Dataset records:
+===+

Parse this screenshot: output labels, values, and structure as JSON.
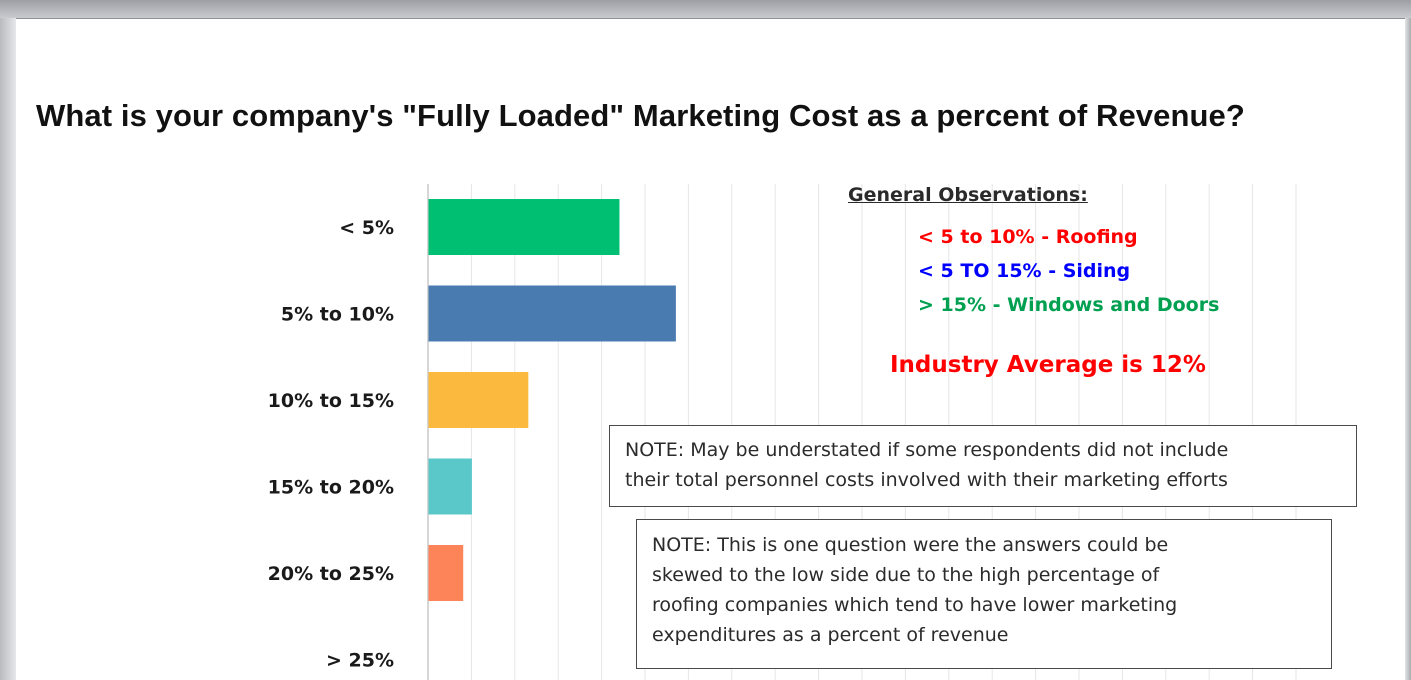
{
  "chart_data": {
    "type": "bar",
    "orientation": "horizontal",
    "title": "What is your company's \"Fully Loaded\" Marketing Cost as a percent of Revenue?",
    "categories": [
      "< 5%",
      "5% to 10%",
      "10% to 15%",
      "15% to 20%",
      "20% to 25%",
      "> 25%"
    ],
    "values": [
      22.0,
      28.5,
      11.5,
      5.0,
      4.0,
      0
    ],
    "colors": [
      "#00bf72",
      "#4a7bb0",
      "#fbba3d",
      "#5ac8c8",
      "#fc8458",
      "#cccccc"
    ],
    "xlim": [
      0,
      100
    ],
    "grid": true,
    "xlabel": "",
    "ylabel": ""
  },
  "observations": {
    "heading": "General Observations:",
    "items": [
      {
        "text": "< 5 to 10% - Roofing",
        "color": "#ff0000"
      },
      {
        "text": "< 5 TO 15% - Siding",
        "color": "#0000ff"
      },
      {
        "text": "> 15% - Windows and Doors",
        "color": "#00a050"
      }
    ],
    "industry_average": {
      "text": "Industry Average is 12%",
      "color": "#ff0000"
    }
  },
  "notes": [
    "NOTE: May be understated if some respondents did not include\ntheir total personnel costs involved with their marketing efforts",
    "NOTE: This is one question were the answers could be\nskewed to the low side due to the high percentage of\nroofing companies which tend to have lower marketing\nexpenditures as a percent of revenue"
  ]
}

+===+

Images do not belong in the copy; reproduce all other parts of the records above verbatim.

Parse this screenshot: output labels, values, and structure as JSON.
{
  "chart_data": {
    "type": "bar",
    "orientation": "horizontal",
    "title": "What is your company's \"Fully Loaded\" Marketing Cost as a percent of Revenue?",
    "categories": [
      "< 5%",
      "5% to 10%",
      "10% to 15%",
      "15% to 20%",
      "20% to 25%",
      "> 25%"
    ],
    "values": [
      22.0,
      28.5,
      11.5,
      5.0,
      4.0,
      0
    ],
    "colors": [
      "#00bf72",
      "#4a7bb0",
      "#fbba3d",
      "#5ac8c8",
      "#fc8458",
      "#cccccc"
    ],
    "xlim": [
      0,
      100
    ],
    "grid": true,
    "xlabel": "",
    "ylabel": ""
  },
  "observations": {
    "heading": "General Observations:",
    "items": [
      {
        "text": "< 5 to 10% - Roofing",
        "color": "#ff0000"
      },
      {
        "text": "< 5 TO 15% - Siding",
        "color": "#0000ff"
      },
      {
        "text": "> 15% - Windows and Doors",
        "color": "#00a050"
      }
    ],
    "industry_average": {
      "text": "Industry Average is 12%",
      "color": "#ff0000"
    }
  },
  "notes": [
    "NOTE: May be understated if some respondents did not include\ntheir total personnel costs involved with their marketing efforts",
    "NOTE: This is one question were the answers could be\nskewed to the low side due to the high percentage of\nroofing companies which tend to have lower marketing\nexpenditures as a percent of revenue"
  ]
}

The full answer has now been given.